**** TASK DATA
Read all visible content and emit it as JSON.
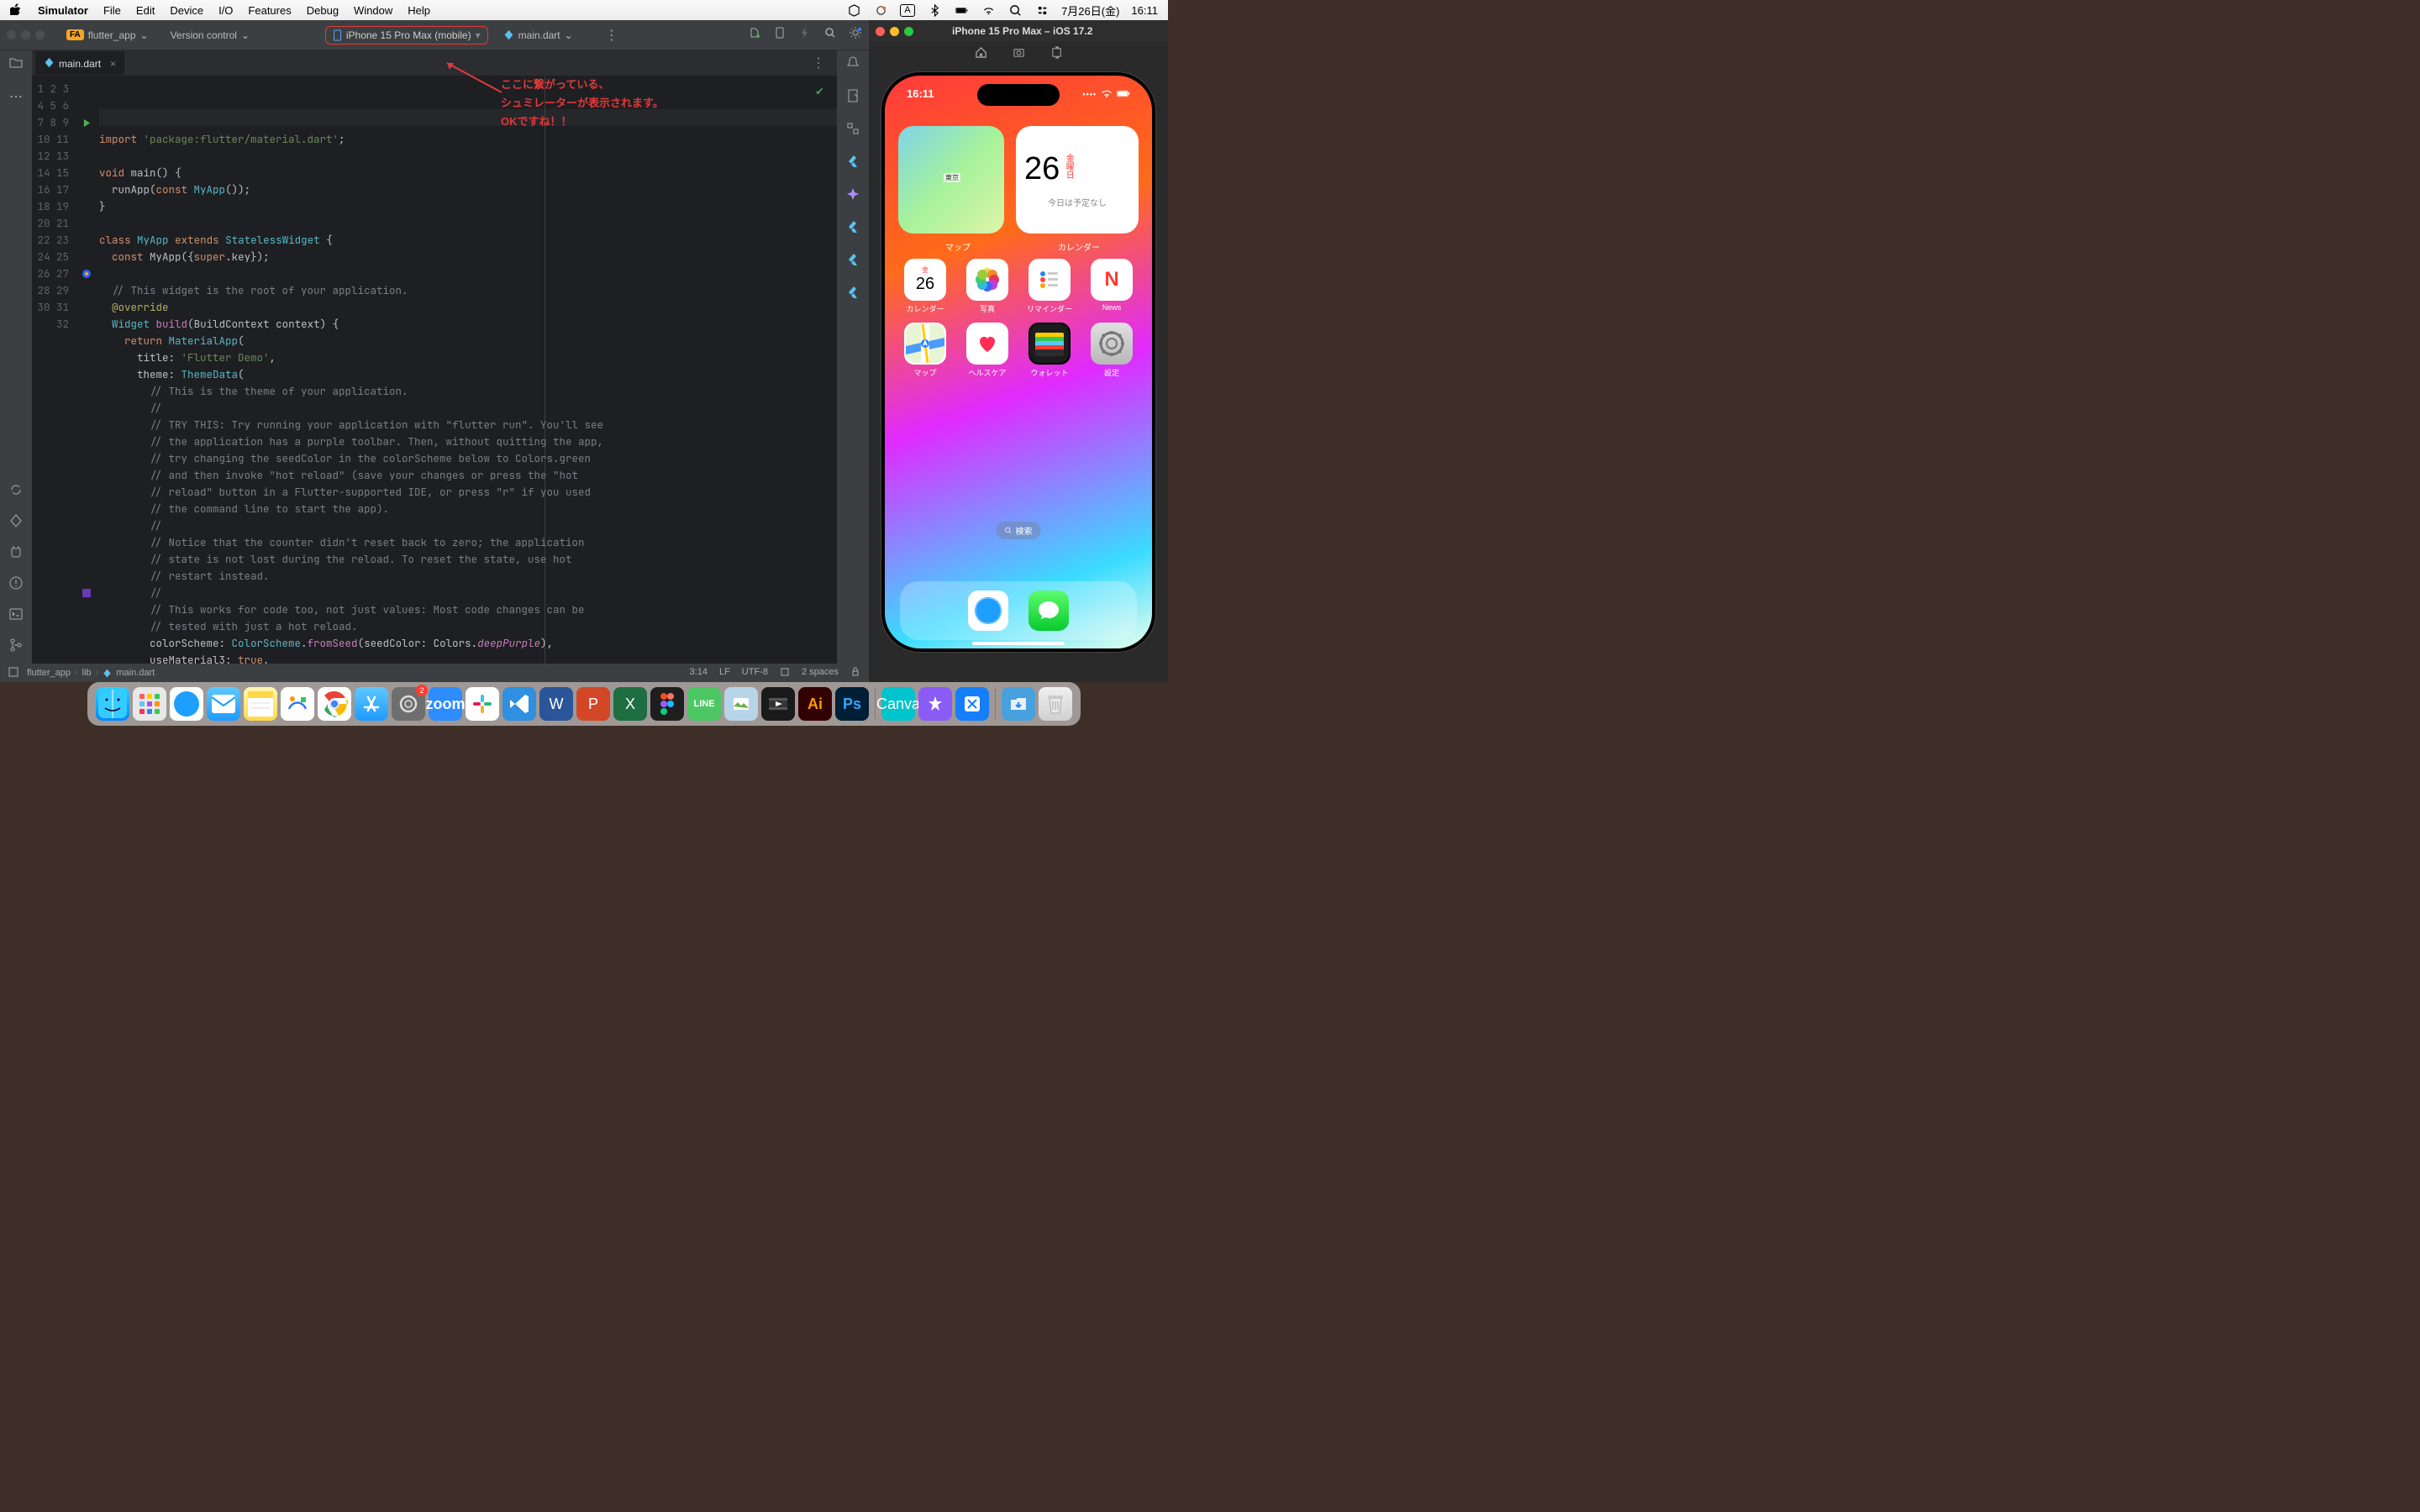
{
  "menubar": {
    "app": "Simulator",
    "items": [
      "File",
      "Edit",
      "Device",
      "I/O",
      "Features",
      "Debug",
      "Window",
      "Help"
    ],
    "date": "7月26日(金)",
    "time": "16:11",
    "lang": "A"
  },
  "ide": {
    "project": "flutter_app",
    "project_badge": "FA",
    "version_control": "Version control",
    "device": "iPhone 15 Pro Max (mobile)",
    "open_file_tab": "main.dart",
    "open_file_full": "main.dart",
    "code": {
      "lines": [
        1,
        2,
        3,
        4,
        5,
        6,
        7,
        8,
        9,
        10,
        11,
        12,
        13,
        14,
        15,
        16,
        17,
        18,
        19,
        20,
        21,
        22,
        23,
        24,
        25,
        26,
        27,
        28,
        29,
        30,
        31,
        32
      ]
    },
    "breadcrumb": [
      "flutter_app",
      "lib",
      "main.dart"
    ],
    "status": {
      "pos": "3:14",
      "eol": "LF",
      "enc": "UTF-8",
      "indent": "2 spaces"
    }
  },
  "annotation": {
    "l1": "ここに繋がっている、",
    "l2": "シュミレーターが表示されます。",
    "l3": "OKですね！！"
  },
  "simulator": {
    "title": "iPhone 15 Pro Max – iOS 17.2",
    "status_time": "16:11",
    "widgets": {
      "map_city": "東京",
      "map_label": "マップ",
      "cal_num": "26",
      "cal_day": "金曜日",
      "cal_event": "今日は予定なし",
      "cal_label": "カレンダー"
    },
    "apps": [
      {
        "id": "cal",
        "label": "カレンダー",
        "day": "金",
        "num": "26"
      },
      {
        "id": "photos",
        "label": "写真"
      },
      {
        "id": "reminders",
        "label": "リマインダー"
      },
      {
        "id": "news",
        "label": "News"
      },
      {
        "id": "maps",
        "label": "マップ"
      },
      {
        "id": "health",
        "label": "ヘルスケア"
      },
      {
        "id": "wallet",
        "label": "ウォレット"
      },
      {
        "id": "settings",
        "label": "設定"
      }
    ],
    "search": "検索"
  },
  "dock": {
    "sys_badge": "2"
  }
}
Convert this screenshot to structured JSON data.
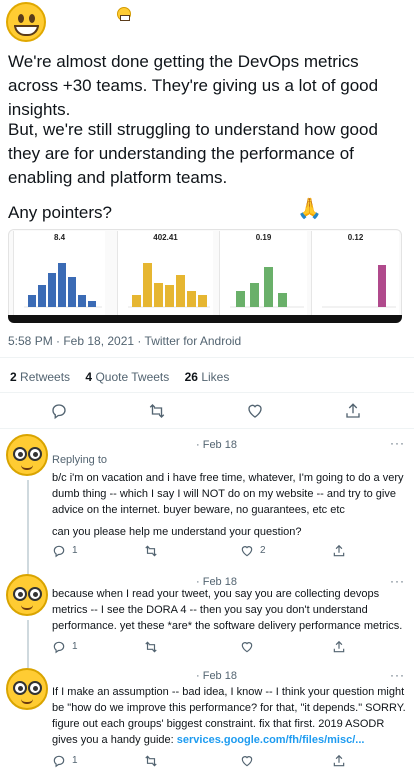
{
  "tweet": {
    "paragraphs": [
      "We're almost done getting the DevOps metrics across +30 teams. They're giving us a lot of good insights.",
      "But, we're still struggling to understand how good they are for understanding the performance of enabling and platform teams.",
      "Any pointers?"
    ],
    "meta": "5:58 PM · Feb 18, 2021 · Twitter for Android",
    "stats": {
      "retweets_count": "2",
      "retweets_label": "Retweets",
      "quotes_count": "4",
      "quotes_label": "Quote Tweets",
      "likes_count": "26",
      "likes_label": "Likes"
    }
  },
  "dashboard": {
    "panels": [
      {
        "value": "8.4",
        "color": "#3b6bb5"
      },
      {
        "value": "402.41",
        "color": "#e6b631"
      },
      {
        "value": "0.19",
        "color": "#6ab06a"
      },
      {
        "value": "0.12",
        "color": "#b04a8c"
      }
    ]
  },
  "replies": [
    {
      "time": "· Feb 18",
      "more": "···",
      "replying_to": "Replying to",
      "text": [
        "b/c i'm on vacation and i have free time, whatever, I'm going to do a very dumb thing -- which I say I will NOT do on my website -- and try to give advice on the internet. buyer beware, no guarantees, etc etc",
        "can you please help me understand your question?"
      ],
      "reply_count": "1",
      "like_count": "2"
    },
    {
      "time": "· Feb 18",
      "more": "···",
      "text": [
        "because when I read your tweet, you say you are collecting devops metrics -- I see the DORA 4 -- then you say you don't understand performance. yet these *are* the software delivery performance metrics."
      ],
      "reply_count": "1"
    },
    {
      "time": "· Feb 18",
      "more": "···",
      "text": [
        "If I make an assumption -- bad idea, I know -- I think your question might be \"how do we improve this performance? for that, \"it depends.\" SORRY. figure out each groups' biggest constraint. fix that first. 2019 ASODR gives you a handy guide:"
      ],
      "link": "services.google.com/fh/files/misc/...",
      "reply_count": "1"
    }
  ]
}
********
Reproduce every entry word for word, but omit the pictures.

Read all visible content and emit it as JSON.
{
  "menubar": {
    "app": "Simulator",
    "items": [
      "File",
      "Edit",
      "Device",
      "I/O",
      "Features",
      "Debug",
      "Window",
      "Help"
    ],
    "date": "7月26日(金)",
    "time": "16:11",
    "lang": "A"
  },
  "ide": {
    "project": "flutter_app",
    "project_badge": "FA",
    "version_control": "Version control",
    "device": "iPhone 15 Pro Max (mobile)",
    "open_file_tab": "main.dart",
    "open_file_full": "main.dart",
    "code": {
      "lines": [
        1,
        2,
        3,
        4,
        5,
        6,
        7,
        8,
        9,
        10,
        11,
        12,
        13,
        14,
        15,
        16,
        17,
        18,
        19,
        20,
        21,
        22,
        23,
        24,
        25,
        26,
        27,
        28,
        29,
        30,
        31,
        32
      ]
    },
    "breadcrumb": [
      "flutter_app",
      "lib",
      "main.dart"
    ],
    "status": {
      "pos": "3:14",
      "eol": "LF",
      "enc": "UTF-8",
      "indent": "2 spaces"
    }
  },
  "annotation": {
    "l1": "ここに繋がっている、",
    "l2": "シュミレーターが表示されます。",
    "l3": "OKですね！！"
  },
  "simulator": {
    "title": "iPhone 15 Pro Max – iOS 17.2",
    "status_time": "16:11",
    "widgets": {
      "map_city": "東京",
      "map_label": "マップ",
      "cal_num": "26",
      "cal_day": "金曜日",
      "cal_event": "今日は予定なし",
      "cal_label": "カレンダー"
    },
    "apps": [
      {
        "id": "cal",
        "label": "カレンダー",
        "day": "金",
        "num": "26"
      },
      {
        "id": "photos",
        "label": "写真"
      },
      {
        "id": "reminders",
        "label": "リマインダー"
      },
      {
        "id": "news",
        "label": "News"
      },
      {
        "id": "maps",
        "label": "マップ"
      },
      {
        "id": "health",
        "label": "ヘルスケア"
      },
      {
        "id": "wallet",
        "label": "ウォレット"
      },
      {
        "id": "settings",
        "label": "設定"
      }
    ],
    "search": "検索"
  },
  "dock": {
    "sys_badge": "2"
  }
}
Convert this screenshot to structured JSON data.
{
  "tweet": {
    "paragraphs": [
      "We're almost done getting the DevOps metrics across +30 teams. They're giving us a lot of good insights.",
      "But, we're still struggling to understand how good they are for understanding the performance of enabling and platform teams.",
      "Any pointers?"
    ],
    "meta": "5:58 PM · Feb 18, 2021 · Twitter for Android",
    "stats": {
      "retweets_count": "2",
      "retweets_label": "Retweets",
      "quotes_count": "4",
      "quotes_label": "Quote Tweets",
      "likes_count": "26",
      "likes_label": "Likes"
    }
  },
  "dashboard": {
    "panels": [
      {
        "value": "8.4",
        "color": "#3b6bb5"
      },
      {
        "value": "402.41",
        "color": "#e6b631"
      },
      {
        "value": "0.19",
        "color": "#6ab06a"
      },
      {
        "value": "0.12",
        "color": "#b04a8c"
      }
    ]
  },
  "replies": [
    {
      "time": "· Feb 18",
      "more": "···",
      "replying_to": "Replying to",
      "text": [
        "b/c i'm on vacation and i have free time, whatever, I'm going to do a very dumb thing -- which I say I will NOT do on my website -- and try to give advice on the internet. buyer beware, no guarantees, etc etc",
        "can you please help me understand your question?"
      ],
      "reply_count": "1",
      "like_count": "2"
    },
    {
      "time": "· Feb 18",
      "more": "···",
      "text": [
        "because when I read your tweet, you say you are collecting devops metrics -- I see the DORA 4 -- then you say you don't understand performance. yet these *are* the software delivery performance metrics."
      ],
      "reply_count": "1"
    },
    {
      "time": "· Feb 18",
      "more": "···",
      "text": [
        "If I make an assumption -- bad idea, I know -- I think your question might be \"how do we improve this performance? for that, \"it depends.\" SORRY. figure out each groups' biggest constraint. fix that first. 2019 ASODR gives you a handy guide:"
      ],
      "link": "services.google.com/fh/files/misc/...",
      "reply_count": "1"
    }
  ]
}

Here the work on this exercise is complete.